» **Reading text**
■ ■ ■
The tasks of the Change Review Board can be facilitated with the use of
automated work flow application. The responsibility of the Change Review Board
is to ensure the organizations documented change management procedures are
followed. The change management process is as follows:
Requested: Anyone
can request a change. The person making the change request may or may not be
the same person that performs the analysis or implements the change. When a
request for change is received, it may undergo a preliminary review to
determine if the requested change is compatible with the organizations business
model and practices, and to determine the amount of resources needed to
implement the change.
Approved:
Management runs the business and controls the allocation of resources
therefore; Management must approve requests for changes and assign a priority
for every change. Management might choose to reject a change request if the
change is not compatible with the business model, industry standards or best
practices. Management might also choose to reject a change request if the
change requires more resources than can be allocated for the change.
Planned Planning
a change involves discovering the scope and impact of the proposed change;
analyzing the complexity of the change; allocation of resources and,
developing, testing and documenting both implementation and backout plans. Need
to define the criteria on which a decision to back out will be made.
■ ■ ■
Element location entries:
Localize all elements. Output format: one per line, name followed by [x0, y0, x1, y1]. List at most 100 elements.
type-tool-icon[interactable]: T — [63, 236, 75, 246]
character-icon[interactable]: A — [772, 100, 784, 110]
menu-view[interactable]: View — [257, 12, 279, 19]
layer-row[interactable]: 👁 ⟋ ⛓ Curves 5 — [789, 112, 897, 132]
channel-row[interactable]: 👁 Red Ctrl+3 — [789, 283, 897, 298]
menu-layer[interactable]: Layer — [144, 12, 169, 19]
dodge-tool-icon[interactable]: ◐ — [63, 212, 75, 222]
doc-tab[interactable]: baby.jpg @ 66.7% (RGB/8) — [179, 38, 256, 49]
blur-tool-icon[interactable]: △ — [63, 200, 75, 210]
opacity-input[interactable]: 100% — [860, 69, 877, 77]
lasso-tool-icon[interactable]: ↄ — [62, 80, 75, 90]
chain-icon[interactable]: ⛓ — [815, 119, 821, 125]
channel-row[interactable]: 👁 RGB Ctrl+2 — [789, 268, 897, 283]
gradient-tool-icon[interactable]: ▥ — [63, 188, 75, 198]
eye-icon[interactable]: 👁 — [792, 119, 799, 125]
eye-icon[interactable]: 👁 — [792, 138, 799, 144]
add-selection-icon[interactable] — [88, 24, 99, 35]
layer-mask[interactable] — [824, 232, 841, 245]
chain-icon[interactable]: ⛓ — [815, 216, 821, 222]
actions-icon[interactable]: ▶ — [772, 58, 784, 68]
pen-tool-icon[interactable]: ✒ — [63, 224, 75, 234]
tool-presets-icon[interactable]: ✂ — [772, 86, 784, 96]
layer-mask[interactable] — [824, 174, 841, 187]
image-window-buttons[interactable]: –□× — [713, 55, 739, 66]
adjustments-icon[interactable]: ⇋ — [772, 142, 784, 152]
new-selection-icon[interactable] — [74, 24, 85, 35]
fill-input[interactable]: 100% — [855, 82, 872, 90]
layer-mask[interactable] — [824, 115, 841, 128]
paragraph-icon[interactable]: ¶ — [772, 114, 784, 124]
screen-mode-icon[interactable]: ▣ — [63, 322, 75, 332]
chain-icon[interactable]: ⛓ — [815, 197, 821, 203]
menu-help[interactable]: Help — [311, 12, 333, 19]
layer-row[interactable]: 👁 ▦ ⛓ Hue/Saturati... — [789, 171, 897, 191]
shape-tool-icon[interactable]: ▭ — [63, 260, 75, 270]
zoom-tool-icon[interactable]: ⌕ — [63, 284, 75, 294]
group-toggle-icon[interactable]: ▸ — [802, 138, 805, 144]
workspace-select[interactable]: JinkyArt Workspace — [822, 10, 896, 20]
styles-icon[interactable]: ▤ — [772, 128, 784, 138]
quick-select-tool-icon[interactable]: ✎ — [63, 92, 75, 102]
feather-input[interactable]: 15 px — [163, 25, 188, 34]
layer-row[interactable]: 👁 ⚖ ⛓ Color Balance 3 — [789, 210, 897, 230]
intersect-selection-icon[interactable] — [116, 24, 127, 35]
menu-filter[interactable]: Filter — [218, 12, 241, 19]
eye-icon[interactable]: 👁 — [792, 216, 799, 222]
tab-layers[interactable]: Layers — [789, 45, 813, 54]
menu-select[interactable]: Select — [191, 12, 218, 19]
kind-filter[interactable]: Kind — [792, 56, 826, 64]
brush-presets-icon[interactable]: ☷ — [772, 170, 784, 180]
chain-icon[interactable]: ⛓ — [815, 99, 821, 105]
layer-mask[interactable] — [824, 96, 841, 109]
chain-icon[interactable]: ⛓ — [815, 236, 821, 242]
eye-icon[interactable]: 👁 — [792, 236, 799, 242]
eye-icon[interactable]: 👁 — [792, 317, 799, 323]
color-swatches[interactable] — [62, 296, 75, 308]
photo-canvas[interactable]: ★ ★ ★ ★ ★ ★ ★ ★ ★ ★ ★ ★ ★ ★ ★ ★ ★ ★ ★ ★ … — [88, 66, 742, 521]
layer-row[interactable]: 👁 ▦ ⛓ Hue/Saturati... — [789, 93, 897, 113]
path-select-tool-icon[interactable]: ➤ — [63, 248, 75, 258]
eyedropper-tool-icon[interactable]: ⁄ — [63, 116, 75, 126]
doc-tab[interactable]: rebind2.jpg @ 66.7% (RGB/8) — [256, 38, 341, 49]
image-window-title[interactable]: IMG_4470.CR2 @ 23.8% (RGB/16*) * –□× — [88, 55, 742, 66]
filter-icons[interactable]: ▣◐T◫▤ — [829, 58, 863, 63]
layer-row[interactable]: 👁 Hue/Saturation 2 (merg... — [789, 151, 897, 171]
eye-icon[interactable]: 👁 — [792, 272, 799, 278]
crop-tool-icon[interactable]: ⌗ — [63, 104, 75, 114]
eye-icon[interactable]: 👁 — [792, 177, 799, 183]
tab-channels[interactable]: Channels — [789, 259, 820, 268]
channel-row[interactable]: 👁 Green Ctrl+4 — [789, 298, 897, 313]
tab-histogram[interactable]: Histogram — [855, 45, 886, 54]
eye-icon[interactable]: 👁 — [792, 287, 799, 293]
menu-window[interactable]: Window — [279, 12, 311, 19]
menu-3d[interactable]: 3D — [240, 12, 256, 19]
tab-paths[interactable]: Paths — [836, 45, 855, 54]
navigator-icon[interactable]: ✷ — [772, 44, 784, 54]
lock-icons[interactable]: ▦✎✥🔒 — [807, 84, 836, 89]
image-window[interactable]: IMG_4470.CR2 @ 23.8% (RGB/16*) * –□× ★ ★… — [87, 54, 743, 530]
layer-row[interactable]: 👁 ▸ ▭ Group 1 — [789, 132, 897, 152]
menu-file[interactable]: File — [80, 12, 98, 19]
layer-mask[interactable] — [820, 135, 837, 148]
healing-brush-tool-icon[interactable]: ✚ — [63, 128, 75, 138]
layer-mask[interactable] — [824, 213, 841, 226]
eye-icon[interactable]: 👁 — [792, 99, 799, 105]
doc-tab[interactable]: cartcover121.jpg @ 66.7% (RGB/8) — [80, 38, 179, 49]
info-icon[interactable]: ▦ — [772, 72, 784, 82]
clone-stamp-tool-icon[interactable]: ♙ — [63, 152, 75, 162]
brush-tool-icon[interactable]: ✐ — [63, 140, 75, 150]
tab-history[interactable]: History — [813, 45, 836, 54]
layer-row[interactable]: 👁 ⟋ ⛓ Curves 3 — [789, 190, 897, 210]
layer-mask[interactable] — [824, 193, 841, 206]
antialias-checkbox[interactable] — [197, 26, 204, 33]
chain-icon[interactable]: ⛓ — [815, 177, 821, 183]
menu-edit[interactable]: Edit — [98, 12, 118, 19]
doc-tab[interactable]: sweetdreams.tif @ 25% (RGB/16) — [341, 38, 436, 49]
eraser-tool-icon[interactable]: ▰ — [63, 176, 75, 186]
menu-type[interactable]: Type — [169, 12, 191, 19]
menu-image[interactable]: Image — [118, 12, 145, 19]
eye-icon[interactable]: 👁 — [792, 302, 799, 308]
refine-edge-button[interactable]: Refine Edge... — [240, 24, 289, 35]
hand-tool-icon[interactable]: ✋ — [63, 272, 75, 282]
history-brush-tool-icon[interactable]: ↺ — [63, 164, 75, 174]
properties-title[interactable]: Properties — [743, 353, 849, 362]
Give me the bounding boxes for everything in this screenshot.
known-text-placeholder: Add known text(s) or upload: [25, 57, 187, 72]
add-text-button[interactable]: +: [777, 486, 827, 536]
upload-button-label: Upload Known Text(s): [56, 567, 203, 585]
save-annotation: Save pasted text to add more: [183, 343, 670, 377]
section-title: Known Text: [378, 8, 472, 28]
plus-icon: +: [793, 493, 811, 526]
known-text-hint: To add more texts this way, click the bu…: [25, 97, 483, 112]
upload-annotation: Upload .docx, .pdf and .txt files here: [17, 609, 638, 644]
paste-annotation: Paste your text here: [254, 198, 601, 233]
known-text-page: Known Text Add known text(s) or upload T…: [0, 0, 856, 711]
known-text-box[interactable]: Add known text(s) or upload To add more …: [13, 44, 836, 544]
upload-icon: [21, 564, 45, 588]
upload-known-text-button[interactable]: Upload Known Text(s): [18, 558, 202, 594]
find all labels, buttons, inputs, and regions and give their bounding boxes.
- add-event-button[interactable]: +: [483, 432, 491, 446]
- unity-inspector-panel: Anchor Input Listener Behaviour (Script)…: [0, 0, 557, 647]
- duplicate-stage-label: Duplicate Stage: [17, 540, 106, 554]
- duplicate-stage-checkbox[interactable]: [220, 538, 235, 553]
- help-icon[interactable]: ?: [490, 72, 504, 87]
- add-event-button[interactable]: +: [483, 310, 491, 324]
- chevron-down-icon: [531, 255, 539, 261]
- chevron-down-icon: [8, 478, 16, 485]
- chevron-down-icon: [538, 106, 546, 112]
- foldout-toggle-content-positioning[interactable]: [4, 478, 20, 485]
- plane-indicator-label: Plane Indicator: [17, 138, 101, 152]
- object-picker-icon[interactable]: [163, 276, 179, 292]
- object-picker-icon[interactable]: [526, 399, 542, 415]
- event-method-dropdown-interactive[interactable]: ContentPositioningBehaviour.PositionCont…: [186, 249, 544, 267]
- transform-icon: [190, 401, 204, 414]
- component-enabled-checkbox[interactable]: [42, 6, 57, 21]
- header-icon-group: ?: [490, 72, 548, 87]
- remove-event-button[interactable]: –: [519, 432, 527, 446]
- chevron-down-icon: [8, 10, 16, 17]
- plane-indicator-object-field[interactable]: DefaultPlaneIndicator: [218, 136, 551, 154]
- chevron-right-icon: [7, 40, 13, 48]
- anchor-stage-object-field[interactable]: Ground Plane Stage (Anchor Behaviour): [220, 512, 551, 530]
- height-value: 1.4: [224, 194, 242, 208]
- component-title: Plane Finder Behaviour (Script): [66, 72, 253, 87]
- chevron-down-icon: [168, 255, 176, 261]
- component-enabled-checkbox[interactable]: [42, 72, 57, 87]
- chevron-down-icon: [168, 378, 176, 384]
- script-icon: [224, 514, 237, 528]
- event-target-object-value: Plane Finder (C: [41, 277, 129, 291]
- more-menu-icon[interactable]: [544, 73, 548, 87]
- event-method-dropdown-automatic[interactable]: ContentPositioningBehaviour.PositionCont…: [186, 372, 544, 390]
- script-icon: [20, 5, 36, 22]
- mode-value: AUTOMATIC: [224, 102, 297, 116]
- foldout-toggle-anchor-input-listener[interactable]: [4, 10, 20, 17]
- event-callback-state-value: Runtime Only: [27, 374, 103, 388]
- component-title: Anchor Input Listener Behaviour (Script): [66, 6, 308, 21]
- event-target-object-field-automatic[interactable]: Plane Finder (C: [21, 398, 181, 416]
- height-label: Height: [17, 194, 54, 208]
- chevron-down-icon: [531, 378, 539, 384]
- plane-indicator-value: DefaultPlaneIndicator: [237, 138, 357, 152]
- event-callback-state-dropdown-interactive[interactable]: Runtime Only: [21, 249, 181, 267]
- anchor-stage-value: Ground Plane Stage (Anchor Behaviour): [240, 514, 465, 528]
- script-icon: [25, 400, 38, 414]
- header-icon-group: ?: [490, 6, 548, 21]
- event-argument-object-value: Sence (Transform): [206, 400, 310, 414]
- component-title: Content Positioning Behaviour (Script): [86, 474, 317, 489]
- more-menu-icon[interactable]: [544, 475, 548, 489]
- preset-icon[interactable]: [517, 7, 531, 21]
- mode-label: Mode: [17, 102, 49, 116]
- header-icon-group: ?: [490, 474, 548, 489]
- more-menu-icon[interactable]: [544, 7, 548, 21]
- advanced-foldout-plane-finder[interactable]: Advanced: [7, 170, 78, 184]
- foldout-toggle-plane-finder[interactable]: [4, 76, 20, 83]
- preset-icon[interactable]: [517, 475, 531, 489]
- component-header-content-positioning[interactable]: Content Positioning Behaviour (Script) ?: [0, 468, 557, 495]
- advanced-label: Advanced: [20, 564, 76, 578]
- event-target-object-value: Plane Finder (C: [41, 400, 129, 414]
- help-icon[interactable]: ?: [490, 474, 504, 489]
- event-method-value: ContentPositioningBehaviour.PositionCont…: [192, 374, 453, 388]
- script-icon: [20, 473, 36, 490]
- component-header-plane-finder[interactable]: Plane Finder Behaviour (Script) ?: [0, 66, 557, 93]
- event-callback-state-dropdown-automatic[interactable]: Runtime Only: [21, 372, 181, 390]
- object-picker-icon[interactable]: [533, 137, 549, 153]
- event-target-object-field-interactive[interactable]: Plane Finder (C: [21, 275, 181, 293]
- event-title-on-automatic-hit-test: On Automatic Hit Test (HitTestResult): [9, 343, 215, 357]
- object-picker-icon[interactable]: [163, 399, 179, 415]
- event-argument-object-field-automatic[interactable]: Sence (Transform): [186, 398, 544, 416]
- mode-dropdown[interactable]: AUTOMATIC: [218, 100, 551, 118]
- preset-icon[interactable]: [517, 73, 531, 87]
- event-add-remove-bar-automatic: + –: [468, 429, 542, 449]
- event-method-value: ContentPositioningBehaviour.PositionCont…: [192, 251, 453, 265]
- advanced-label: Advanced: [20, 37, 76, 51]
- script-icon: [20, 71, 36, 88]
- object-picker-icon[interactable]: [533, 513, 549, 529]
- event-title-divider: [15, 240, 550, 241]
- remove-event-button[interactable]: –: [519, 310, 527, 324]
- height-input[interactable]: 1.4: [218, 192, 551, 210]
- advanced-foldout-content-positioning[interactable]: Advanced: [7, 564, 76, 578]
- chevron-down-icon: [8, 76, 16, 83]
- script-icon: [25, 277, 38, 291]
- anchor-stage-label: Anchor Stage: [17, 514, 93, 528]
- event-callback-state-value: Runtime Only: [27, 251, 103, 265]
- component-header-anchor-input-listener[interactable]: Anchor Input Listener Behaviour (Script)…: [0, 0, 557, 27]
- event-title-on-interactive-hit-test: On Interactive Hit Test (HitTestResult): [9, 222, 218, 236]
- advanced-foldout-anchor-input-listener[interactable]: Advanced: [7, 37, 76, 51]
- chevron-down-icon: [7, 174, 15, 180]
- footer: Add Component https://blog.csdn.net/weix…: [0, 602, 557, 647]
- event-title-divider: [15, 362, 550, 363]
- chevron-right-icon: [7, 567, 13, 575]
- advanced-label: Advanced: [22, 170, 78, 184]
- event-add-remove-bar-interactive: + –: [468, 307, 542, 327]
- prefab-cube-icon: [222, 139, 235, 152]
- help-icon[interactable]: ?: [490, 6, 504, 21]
■ ■ ■
» **Tasks**
a. Extract the stretch of the change management text from "The tasks of" through "implement the change.".
b. Please copy the entries word for word, from the very first line through the line containing "eye-icon[interactable]: 👁 — [792, 138, 799, 144]".
The change management text and the entries are unrelated pieces of material.

» **Solution list**
a.
The tasks of the Change Review Board can be facilitated with the use of
automated work flow application. The responsibility of the Change Review Board
is to ensure the organizations documented change management procedures are
followed. The change management process is as follows:
Requested: Anyone
can request a change. The person making the change request may or may not be
the same person that performs the analysis or implements the change. When a
request for change is received, it may undergo a preliminary review to
determine if the requested change is compatible with the organizations business
model and practices, and to determine the amount of resources needed to
implement the change.

b.
Localize all elements. Output format: one per line, name followed by [x0, y0, x1, y1]. List at most 100 elements.
type-tool-icon[interactable]: T — [63, 236, 75, 246]
character-icon[interactable]: A — [772, 100, 784, 110]
menu-view[interactable]: View — [257, 12, 279, 19]
layer-row[interactable]: 👁 ⟋ ⛓ Curves 5 — [789, 112, 897, 132]
channel-row[interactable]: 👁 Red Ctrl+3 — [789, 283, 897, 298]
menu-layer[interactable]: Layer — [144, 12, 169, 19]
dodge-tool-icon[interactable]: ◐ — [63, 212, 75, 222]
doc-tab[interactable]: baby.jpg @ 66.7% (RGB/8) — [179, 38, 256, 49]
blur-tool-icon[interactable]: △ — [63, 200, 75, 210]
opacity-input[interactable]: 100% — [860, 69, 877, 77]
lasso-tool-icon[interactable]: ↄ — [62, 80, 75, 90]
chain-icon[interactable]: ⛓ — [815, 119, 821, 125]
channel-row[interactable]: 👁 RGB Ctrl+2 — [789, 268, 897, 283]
gradient-tool-icon[interactable]: ▥ — [63, 188, 75, 198]
eye-icon[interactable]: 👁 — [792, 119, 799, 125]
eye-icon[interactable]: 👁 — [792, 138, 799, 144]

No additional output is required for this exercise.